[Collected data entries]
################

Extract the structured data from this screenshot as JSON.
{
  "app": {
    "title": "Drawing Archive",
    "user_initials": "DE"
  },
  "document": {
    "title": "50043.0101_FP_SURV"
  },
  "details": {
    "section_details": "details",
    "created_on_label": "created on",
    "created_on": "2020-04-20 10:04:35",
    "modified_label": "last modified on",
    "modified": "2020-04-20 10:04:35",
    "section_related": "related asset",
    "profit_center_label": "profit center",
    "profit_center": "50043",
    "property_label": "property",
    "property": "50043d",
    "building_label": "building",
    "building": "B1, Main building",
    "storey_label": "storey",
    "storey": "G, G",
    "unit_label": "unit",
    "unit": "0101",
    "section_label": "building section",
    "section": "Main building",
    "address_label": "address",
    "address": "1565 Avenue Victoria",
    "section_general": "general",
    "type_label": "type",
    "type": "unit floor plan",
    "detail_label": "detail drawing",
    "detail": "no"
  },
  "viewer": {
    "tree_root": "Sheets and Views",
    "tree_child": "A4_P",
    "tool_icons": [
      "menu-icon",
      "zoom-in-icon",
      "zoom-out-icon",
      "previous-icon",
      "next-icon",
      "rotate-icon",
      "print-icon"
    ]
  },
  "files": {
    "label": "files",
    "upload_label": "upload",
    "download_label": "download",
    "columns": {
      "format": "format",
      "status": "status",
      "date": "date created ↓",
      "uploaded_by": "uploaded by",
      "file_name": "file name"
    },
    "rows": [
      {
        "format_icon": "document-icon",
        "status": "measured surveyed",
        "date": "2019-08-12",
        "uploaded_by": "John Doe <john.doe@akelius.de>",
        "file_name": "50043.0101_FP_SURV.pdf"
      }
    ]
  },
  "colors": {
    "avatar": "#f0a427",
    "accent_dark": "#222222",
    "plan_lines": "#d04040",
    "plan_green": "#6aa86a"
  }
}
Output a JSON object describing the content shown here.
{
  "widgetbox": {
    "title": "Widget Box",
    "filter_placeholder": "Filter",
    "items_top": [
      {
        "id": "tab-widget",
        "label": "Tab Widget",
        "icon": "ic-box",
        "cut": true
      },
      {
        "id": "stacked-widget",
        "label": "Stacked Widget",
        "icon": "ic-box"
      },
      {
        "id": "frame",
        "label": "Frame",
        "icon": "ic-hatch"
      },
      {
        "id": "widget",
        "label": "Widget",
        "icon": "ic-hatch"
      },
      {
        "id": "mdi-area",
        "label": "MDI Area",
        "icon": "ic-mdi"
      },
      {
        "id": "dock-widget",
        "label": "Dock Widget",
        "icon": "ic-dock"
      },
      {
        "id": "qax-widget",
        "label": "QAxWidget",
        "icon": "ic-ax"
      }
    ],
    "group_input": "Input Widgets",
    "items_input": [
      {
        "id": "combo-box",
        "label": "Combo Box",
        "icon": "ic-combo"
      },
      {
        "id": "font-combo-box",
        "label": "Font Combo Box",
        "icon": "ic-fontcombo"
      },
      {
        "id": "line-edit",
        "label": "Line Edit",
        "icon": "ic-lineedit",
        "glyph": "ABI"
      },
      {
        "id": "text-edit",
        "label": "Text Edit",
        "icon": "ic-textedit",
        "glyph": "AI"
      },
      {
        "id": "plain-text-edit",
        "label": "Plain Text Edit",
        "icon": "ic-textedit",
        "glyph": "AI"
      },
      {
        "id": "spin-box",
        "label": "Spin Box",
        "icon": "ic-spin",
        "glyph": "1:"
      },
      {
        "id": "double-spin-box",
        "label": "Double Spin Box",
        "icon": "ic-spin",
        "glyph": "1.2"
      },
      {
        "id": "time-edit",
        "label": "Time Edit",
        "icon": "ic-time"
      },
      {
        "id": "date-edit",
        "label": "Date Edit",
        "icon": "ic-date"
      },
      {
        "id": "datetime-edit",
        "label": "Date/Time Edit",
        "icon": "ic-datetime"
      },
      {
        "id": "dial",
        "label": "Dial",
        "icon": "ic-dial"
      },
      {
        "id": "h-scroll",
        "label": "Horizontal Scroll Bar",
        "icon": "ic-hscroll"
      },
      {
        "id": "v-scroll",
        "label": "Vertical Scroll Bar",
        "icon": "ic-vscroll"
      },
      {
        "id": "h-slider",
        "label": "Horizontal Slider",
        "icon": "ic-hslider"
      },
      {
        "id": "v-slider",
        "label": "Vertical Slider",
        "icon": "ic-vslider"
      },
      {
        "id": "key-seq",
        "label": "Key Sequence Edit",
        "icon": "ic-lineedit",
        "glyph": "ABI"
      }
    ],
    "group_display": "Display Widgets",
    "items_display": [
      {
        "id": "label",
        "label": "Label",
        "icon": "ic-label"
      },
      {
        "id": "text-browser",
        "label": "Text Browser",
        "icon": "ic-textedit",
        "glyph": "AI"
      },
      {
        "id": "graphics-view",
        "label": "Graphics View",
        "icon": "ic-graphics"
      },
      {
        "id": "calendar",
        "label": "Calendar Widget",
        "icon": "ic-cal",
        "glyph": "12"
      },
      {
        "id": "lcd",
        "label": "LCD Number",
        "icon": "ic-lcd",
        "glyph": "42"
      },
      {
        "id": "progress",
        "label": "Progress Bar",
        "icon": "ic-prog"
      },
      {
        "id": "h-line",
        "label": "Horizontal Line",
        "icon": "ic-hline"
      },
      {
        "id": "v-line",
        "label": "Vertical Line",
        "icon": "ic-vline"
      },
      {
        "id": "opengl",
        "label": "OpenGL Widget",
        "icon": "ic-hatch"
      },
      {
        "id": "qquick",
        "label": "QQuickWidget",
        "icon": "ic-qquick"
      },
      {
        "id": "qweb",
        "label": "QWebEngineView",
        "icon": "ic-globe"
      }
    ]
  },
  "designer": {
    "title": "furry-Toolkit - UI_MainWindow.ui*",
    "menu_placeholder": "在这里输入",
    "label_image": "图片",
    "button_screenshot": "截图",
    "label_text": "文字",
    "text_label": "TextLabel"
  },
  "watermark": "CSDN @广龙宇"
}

################

_STATED PROBLEM_:
Work through the records above line by line and count those that hold the string "document". Give only the result.

_CORRECT RESULT_:
2